*** DATA FOR PROCESSING

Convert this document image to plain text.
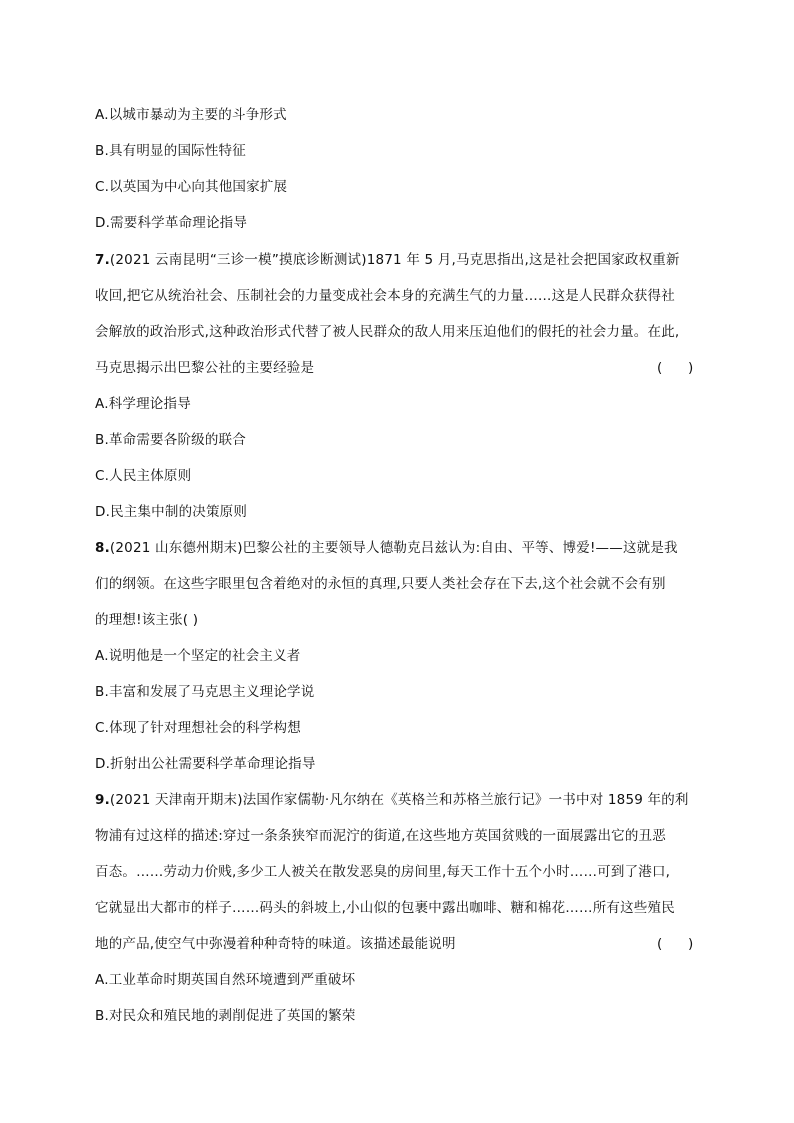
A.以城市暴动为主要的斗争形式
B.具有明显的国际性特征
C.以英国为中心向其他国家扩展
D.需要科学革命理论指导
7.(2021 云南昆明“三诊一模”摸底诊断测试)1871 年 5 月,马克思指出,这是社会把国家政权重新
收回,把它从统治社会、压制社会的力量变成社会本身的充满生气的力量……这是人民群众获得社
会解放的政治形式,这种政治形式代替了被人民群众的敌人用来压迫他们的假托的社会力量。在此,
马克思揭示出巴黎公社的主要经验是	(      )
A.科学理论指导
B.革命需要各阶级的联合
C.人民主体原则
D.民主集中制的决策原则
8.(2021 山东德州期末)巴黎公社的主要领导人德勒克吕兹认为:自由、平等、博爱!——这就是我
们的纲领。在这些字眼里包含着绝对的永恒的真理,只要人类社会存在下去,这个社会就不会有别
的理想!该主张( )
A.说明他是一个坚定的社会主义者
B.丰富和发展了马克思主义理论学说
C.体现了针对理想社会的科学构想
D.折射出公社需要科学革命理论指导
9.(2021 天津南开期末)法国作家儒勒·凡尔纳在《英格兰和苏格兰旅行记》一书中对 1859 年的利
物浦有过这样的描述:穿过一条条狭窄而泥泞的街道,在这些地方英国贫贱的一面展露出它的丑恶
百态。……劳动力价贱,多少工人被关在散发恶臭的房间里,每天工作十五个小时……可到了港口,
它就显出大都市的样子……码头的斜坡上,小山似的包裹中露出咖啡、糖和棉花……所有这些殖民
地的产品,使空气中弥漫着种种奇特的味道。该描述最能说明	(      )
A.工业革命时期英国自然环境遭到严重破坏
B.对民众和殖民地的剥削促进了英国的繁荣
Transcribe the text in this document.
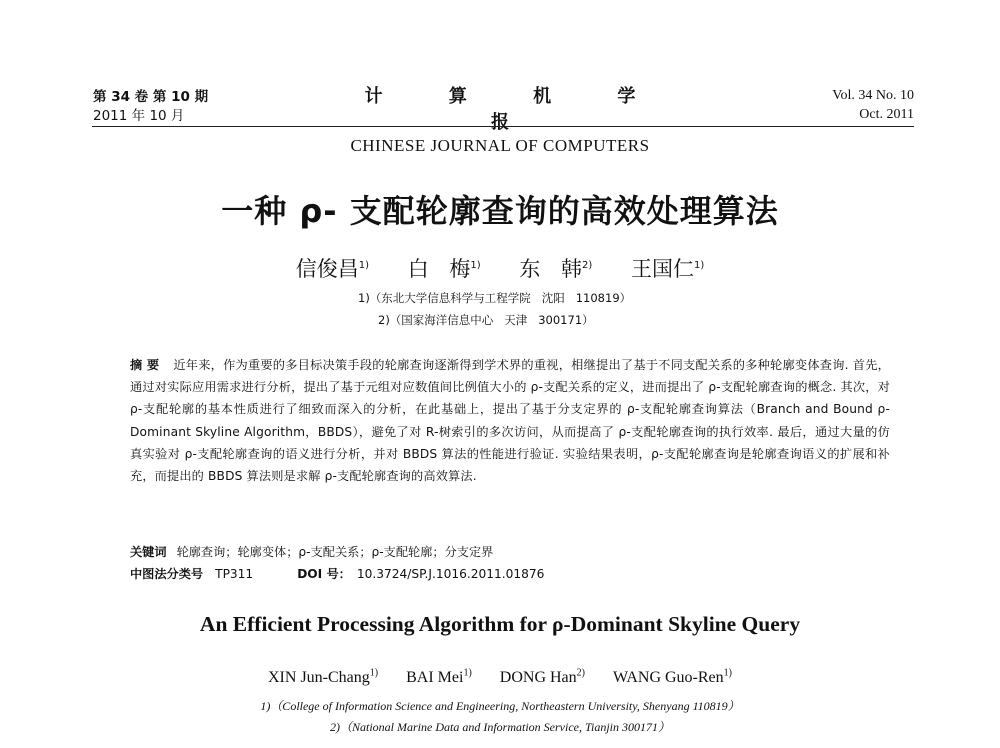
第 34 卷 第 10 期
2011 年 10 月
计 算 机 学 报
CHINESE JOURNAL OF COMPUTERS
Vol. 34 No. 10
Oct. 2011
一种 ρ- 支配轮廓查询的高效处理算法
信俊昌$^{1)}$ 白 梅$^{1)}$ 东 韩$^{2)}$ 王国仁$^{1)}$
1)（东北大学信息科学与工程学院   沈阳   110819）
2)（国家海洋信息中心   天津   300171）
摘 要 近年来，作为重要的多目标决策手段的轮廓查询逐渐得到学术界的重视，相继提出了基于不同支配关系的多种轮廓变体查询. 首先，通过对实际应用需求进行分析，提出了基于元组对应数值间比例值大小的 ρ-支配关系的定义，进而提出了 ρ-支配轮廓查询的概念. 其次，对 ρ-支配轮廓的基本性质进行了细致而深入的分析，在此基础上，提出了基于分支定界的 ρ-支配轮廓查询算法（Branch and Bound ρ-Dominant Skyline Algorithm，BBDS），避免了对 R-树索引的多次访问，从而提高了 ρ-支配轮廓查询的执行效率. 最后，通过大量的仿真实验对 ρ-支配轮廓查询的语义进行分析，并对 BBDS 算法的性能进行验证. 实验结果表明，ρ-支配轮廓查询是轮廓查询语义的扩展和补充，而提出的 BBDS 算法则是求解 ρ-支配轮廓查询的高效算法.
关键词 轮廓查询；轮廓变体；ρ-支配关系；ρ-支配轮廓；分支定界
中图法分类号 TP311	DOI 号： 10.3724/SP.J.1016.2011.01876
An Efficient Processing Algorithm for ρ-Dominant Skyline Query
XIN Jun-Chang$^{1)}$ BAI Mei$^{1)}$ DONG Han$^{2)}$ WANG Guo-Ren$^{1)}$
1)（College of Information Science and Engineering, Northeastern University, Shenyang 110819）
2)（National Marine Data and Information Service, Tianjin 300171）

******
*** DATA FOR PROCESSING

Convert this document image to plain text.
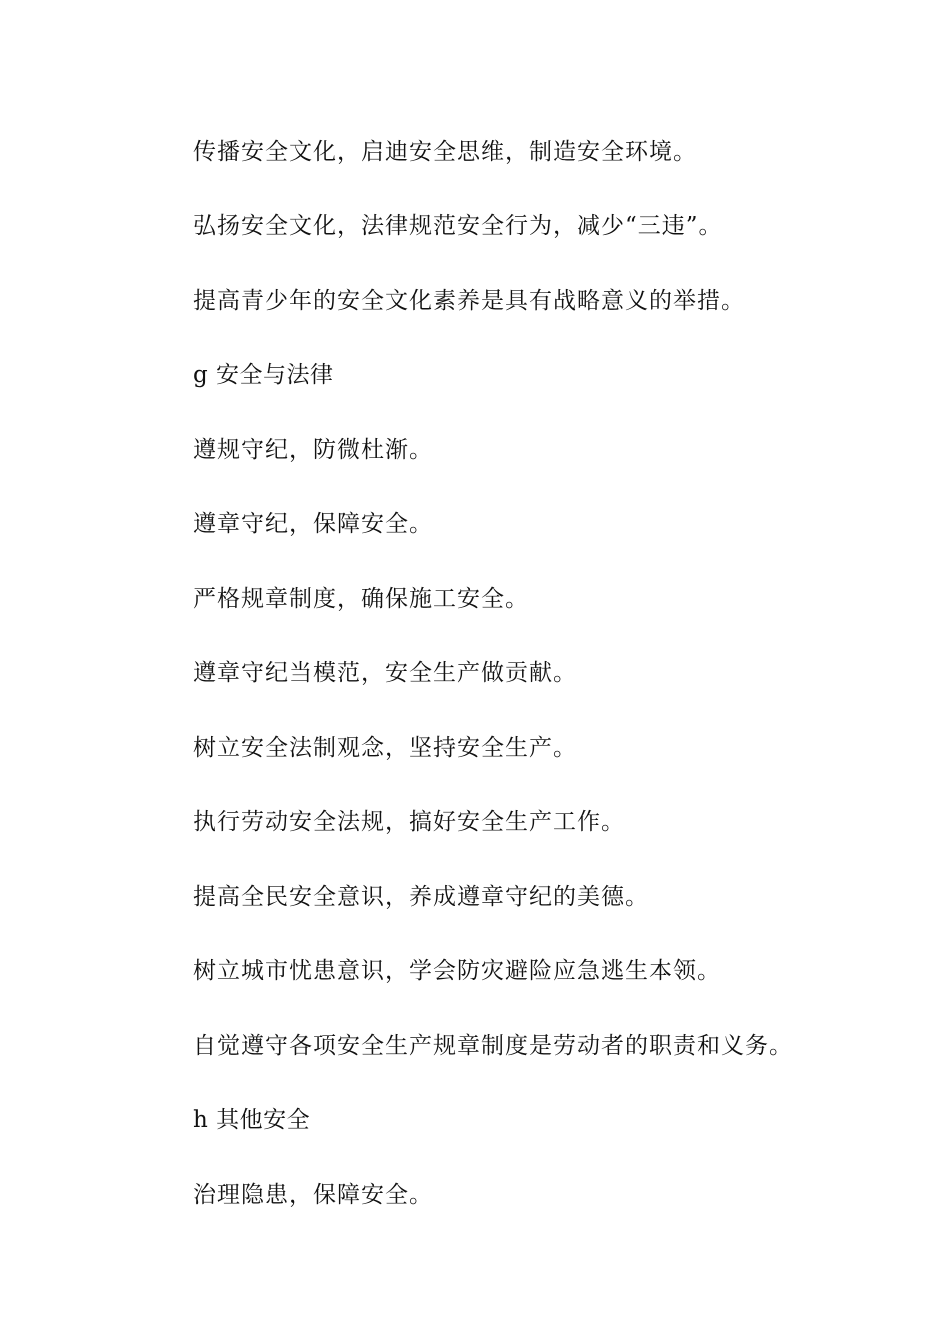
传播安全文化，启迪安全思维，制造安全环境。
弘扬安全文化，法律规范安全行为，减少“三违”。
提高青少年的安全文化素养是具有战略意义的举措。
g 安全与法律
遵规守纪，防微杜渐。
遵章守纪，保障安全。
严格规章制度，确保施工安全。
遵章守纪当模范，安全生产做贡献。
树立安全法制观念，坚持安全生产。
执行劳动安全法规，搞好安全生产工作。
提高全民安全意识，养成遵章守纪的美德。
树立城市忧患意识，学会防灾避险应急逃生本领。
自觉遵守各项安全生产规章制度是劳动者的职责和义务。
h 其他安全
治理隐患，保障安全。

******

▸ **THE PROBLEM**: Copy all lines of the material above where the string "Skyline" occurs.

▸ **EXERCISE OUTPUT**:
摘 要 近年来，作为重要的多目标决策手段的轮廓查询逐渐得到学术界的重视，相继提出了基于不同支配关系的多种轮廓变体查询. 首先，通过对实际应用需求进行分析，提出了基于元组对应数值间比例值大小的 ρ-支配关系的定义，进而提出了 ρ-支配轮廓查询的概念. 其次，对 ρ-支配轮廓的基本性质进行了细致而深入的分析，在此基础上，提出了基于分支定界的 ρ-支配轮廓查询算法（Branch and Bound ρ-Dominant Skyline Algorithm，BBDS），避免了对 R-树索引的多次访问，从而提高了 ρ-支配轮廓查询的执行效率. 最后，通过大量的仿真实验对 ρ-支配轮廓查询的语义进行分析，并对 BBDS 算法的性能进行验证. 实验结果表明，ρ-支配轮廓查询是轮廓查询语义的扩展和补充，而提出的 BBDS 算法则是求解 ρ-支配轮廓查询的高效算法.
An Efficient Processing Algorithm for ρ-Dominant Skyline Query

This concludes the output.